DIRECTIONS >>
Look below for the line with "Read out every word on this page.", and from there restate every line word for word until the entries end.
|---|
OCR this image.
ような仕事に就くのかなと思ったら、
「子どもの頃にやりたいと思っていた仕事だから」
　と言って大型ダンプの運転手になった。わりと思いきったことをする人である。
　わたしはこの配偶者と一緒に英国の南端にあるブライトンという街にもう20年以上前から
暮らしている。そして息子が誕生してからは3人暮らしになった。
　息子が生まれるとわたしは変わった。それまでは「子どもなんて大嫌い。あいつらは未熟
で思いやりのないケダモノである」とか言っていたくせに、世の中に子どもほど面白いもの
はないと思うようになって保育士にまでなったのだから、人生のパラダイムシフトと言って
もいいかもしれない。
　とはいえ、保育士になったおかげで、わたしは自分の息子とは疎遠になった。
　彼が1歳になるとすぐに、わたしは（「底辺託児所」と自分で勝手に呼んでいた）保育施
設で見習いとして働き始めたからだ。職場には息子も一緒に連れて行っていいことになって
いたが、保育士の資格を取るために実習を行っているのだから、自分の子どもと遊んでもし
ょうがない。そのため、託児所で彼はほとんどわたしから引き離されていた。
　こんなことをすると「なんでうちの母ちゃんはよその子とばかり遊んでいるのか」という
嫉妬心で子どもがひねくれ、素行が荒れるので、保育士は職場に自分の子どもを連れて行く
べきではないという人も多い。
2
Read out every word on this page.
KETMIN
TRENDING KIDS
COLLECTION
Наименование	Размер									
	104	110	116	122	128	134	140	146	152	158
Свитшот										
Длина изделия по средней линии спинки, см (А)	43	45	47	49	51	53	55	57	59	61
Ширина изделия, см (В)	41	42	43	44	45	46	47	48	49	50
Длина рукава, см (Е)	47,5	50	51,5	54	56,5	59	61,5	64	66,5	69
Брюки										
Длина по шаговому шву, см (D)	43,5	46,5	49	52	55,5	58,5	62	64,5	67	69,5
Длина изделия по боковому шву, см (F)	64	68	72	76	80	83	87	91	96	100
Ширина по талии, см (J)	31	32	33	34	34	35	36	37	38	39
|---|
TASK OUTPUT >>
Read out every word on this page.
KETMIN
TRENDING KIDS
COLLECTION
Наименование	Размер									
	104	110	116	122	128	134	140	146	152	158
Свитшот										
Длина изделия по средней линии спинки, см (А)	43	45	47	49	51	53	55	57	59	61
Ширина изделия, см (В)	41	42	43	44	45	46	47	48	49	50
Длина рукава, см (Е)	47,5	50	51,5	54	56,5	59	61,5	64	66,5	69
Брюки										
Длина по шаговому шву, см (D)	43,5	46,5	49	52	55,5	58,5	62	64,5	67	69,5
Длина изделия по боковому шву, см (F)	64	68	72	76	80	83	87	91	96	100
Ширина по талии, см (J)	31	32	33	34	34	35	36	37	38	39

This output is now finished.